**EXCERPTED PASSAGE:**
# Net tent! Opinions?



## Mime454 (Jan 4, 2013)

I saw this on shark tank tonight, and thought it would be awesome to house a ton of communal insects, like ghosts or idolos. This is different from other food tents because the bottom is also covered.

At only $20 with free shipping for prime customers, this is comparable in price with the net cube. Anybody use this, or can think of why it might be a bad idea?

http://www.amazon.com/Dura-Tent-FT-100-Outdoor-Table-Screen/dp/B002NQIT3Y


----------



## gripen (Jan 4, 2013)

Oh the irony. Keeping mantids in a device designed to keep bugs out.

Should be fin as long as the seal is not Velcro.


----------



## aNisip (Jan 4, 2013)

It would be great for toxodera, a lot of room with different angles and room to put tropical plants in the pots l...I think it has it's use... and I love the irony that Will pointed out


----------



## CoolMantid (Jan 4, 2013)

I have like a 5 foot by 5 foot net cage that I use for butterflies


----------



## fleurdejoo (Jan 4, 2013)

How does it close? I can't tell.


----------



## Precarious (Jan 4, 2013)

fleurdejoo said:


> How does it close? I can't tell.


Looks like there is no actual seal. Just a weighted flap. So not very useful for mantids unless you plan on hand feeding.


----------



## fleurdejoo (Jan 4, 2013)

I'd be worried they'd try to get out and get crushed.


----------



## Mime454 (Jan 4, 2013)

Precarious said:


> Looks like there is no actual seal. Just a weighted flap. So not very useful for mantids unless you plan on hand feeding.


On Shark Tank it closed with no gap. There is a single review that says there is a gap though.


----------



## Precarious (Jan 4, 2013)

Mime454 said:


> On Shark Tank it closed with no gap. There is a single review that says there is a gap though.


Could probably be modified using magnets mounted on the outside of the flap and inside the tent. Still would not be an actual seal.


----------



## Paradoxica (Jan 4, 2013)

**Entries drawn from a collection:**
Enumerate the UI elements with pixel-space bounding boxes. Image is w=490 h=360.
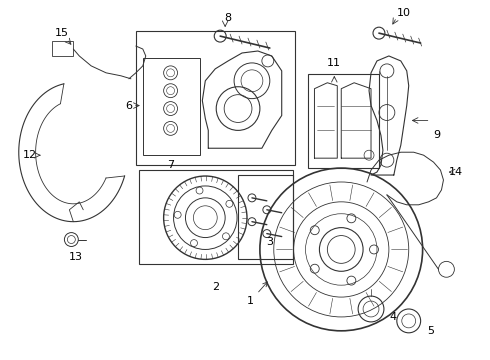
Text: 8: 8 <box>224 13 232 23</box>
Text: 7: 7 <box>167 160 174 170</box>
Bar <box>143 58 200 155</box>
Text: 11: 11 <box>327 58 342 68</box>
Bar <box>136 31 294 165</box>
Text: 10: 10 <box>397 8 411 18</box>
Bar <box>51 41 74 56</box>
Text: 15: 15 <box>54 28 69 38</box>
Text: 2: 2 <box>212 282 219 292</box>
Text: 13: 13 <box>69 252 83 262</box>
Text: 1: 1 <box>247 282 268 306</box>
Bar <box>238 175 293 260</box>
Bar <box>308 74 379 168</box>
Text: 6: 6 <box>125 100 132 111</box>
Bar <box>139 170 293 264</box>
Text: 4: 4 <box>389 312 396 322</box>
Text: 12: 12 <box>23 150 37 160</box>
Text: 3: 3 <box>266 237 273 247</box>
Text: 9: 9 <box>433 130 440 140</box>
Text: 5: 5 <box>427 326 434 336</box>
Text: 14: 14 <box>449 167 464 177</box>
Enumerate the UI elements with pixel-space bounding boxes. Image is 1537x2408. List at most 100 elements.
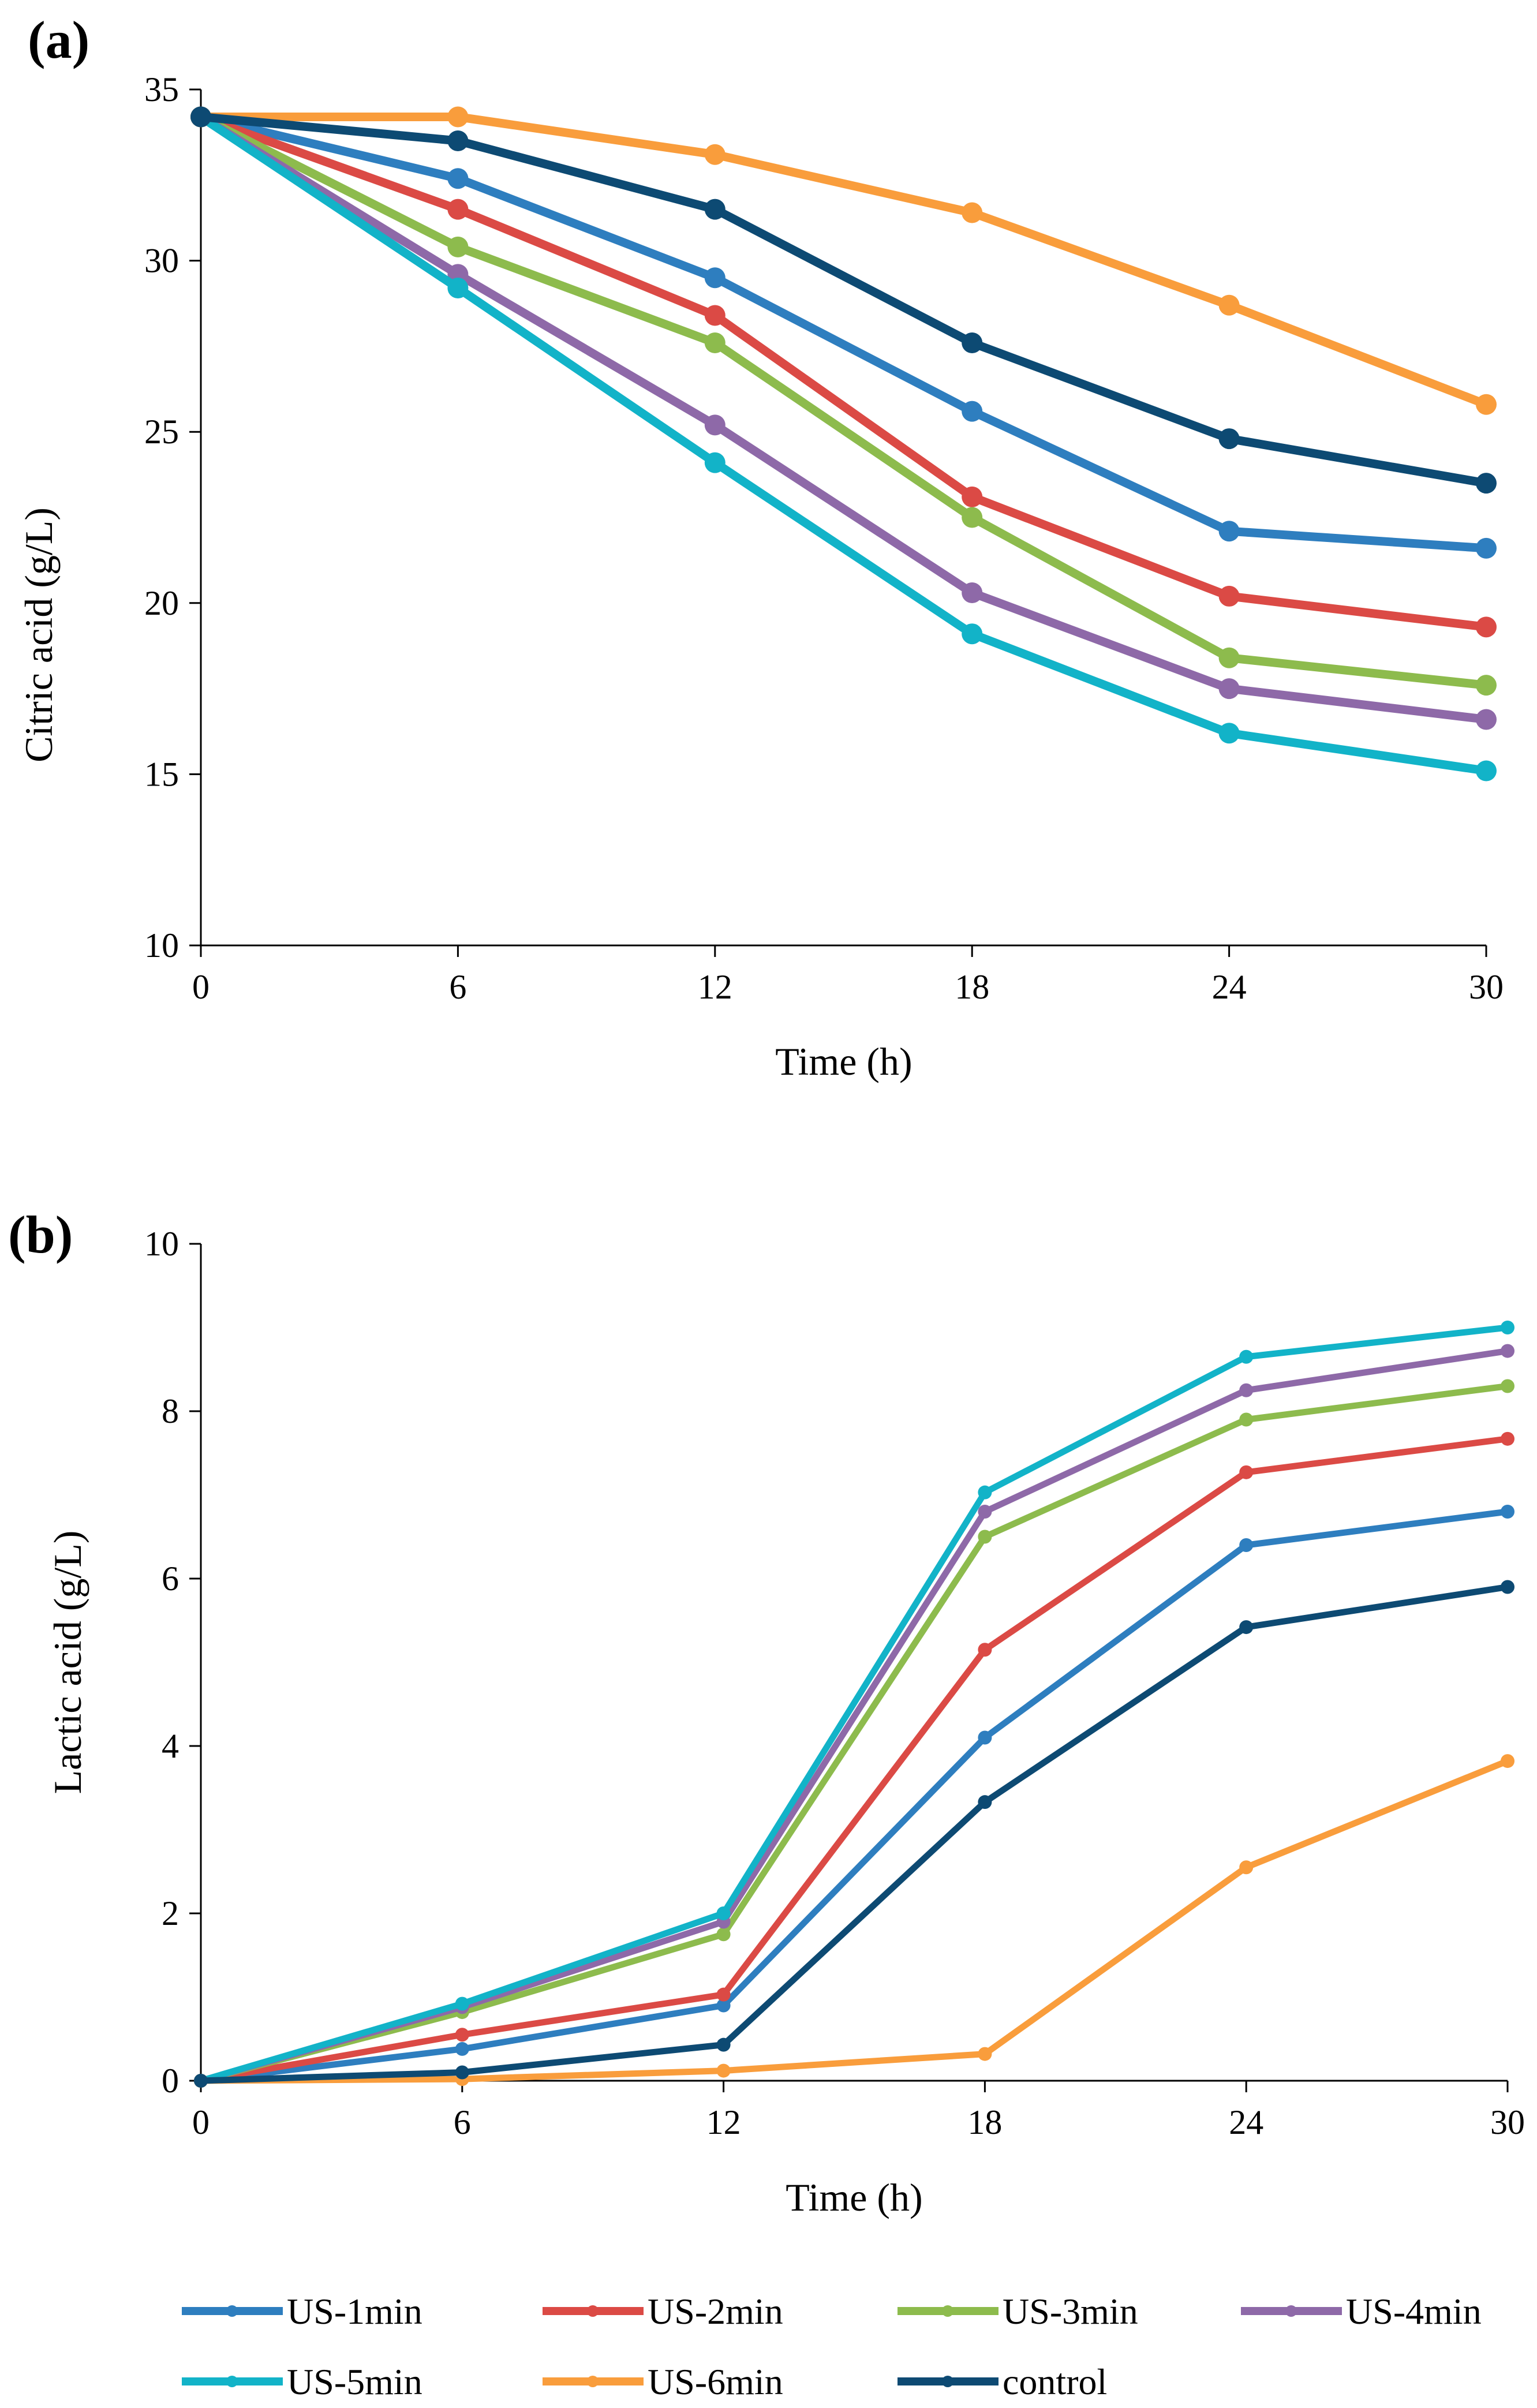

**SHORT TASK A:**
Quote the rows verbatim, from their very start down to and including the line containing "Text: 10: 10 <box>397 8 411 18</box>". Leave the pictures out.
**SHORT TASK B:**
Continue the forum thread about the net tent from where it stops.

**ANSWER A:**
Enumerate the UI elements with pixel-space bounding boxes. Image is w=490 h=360.
Text: 8: 8 <box>224 13 232 23</box>
Text: 7: 7 <box>167 160 174 170</box>
Bar <box>143 58 200 155</box>
Text: 11: 11 <box>327 58 342 68</box>
Bar <box>136 31 294 165</box>
Text: 10: 10 <box>397 8 411 18</box>

**ANSWER B:**
I have one of the butterfly farm nets, 27x27x48. $20 + shipping. It has one side clear plastic that you could use as the bottom.

Right now my few Heterochaetas are in it but I always thought it would be rad to have a ton of communal mantids in there along with a few open fly cultures!

http://educationalscience.com/merchant.ihtml?pid=6696&amp;step=4&amp;merchantid=4&amp;repid=0&amp;passwordstatus=passed


----------



## hibiscusmile (Jan 5, 2013)

yea, I would like a zipper, but wish I had some of them, really neat! thanks, I fell asleep during the episode!


----------



## Krissim Klaw (Jan 5, 2013)

Oh neat, are the actual dimensions listed anywhere? I wouldn't use it as a full time cage, but it looks perfect for what I've been meaning to get especially for my older mantises who have a harder time moving around. I often have them out on various desk plants during the day but at night I like to slip them into a secure cage before going to bed. This looks like it would be the perfect size to slip the plants in with the mantis on it. I have a bunch of Monarch cages but the square ones aren't wide enough for most of my plants while the other variations of Monarch cages have way more height than I need. This would be a great alternative. Thank you for sharing!


----------



## Mime454 (Jan 5, 2013)

LOL now they're both sold out after the shark tank episode.


----------



## Krissim Klaw (Jan 5, 2013)

Mime454 said:


> LOL now they're both sold out after the shark tank episode.


Boo, clearly too many other mantis owners had the same idea as you.


----------



## Rick (Jan 6, 2013)

You can do essentially the same thing with the Live Monarch net cages which are cheap, fold flat, and have a zipper.


----------



## Crazy4mantis (Jan 6, 2013)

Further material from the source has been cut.